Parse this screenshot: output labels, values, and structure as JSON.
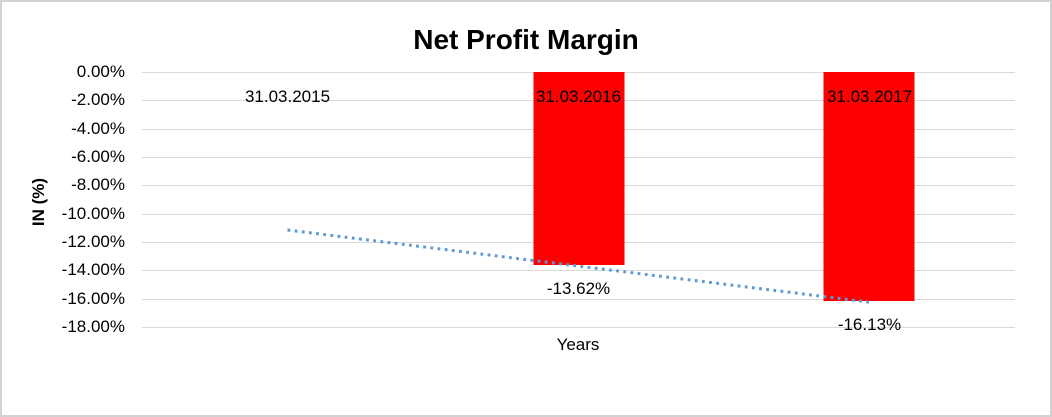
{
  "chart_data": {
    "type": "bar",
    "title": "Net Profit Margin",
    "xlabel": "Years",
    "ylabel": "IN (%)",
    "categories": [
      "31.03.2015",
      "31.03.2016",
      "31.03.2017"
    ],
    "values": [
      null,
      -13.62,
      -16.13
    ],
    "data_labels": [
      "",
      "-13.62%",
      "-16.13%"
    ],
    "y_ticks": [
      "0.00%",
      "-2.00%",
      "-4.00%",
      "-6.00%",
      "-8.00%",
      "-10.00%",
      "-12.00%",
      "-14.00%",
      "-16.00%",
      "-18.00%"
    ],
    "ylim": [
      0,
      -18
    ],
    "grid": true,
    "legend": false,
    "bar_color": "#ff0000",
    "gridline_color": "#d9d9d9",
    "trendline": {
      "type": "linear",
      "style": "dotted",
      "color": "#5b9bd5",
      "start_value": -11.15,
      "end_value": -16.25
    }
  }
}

■ **Problem details**
From the entries above, copy each line holding "values".

■ **Answer**
Parse this screenshot: output labels, values, and structure as JSON.
    "values": [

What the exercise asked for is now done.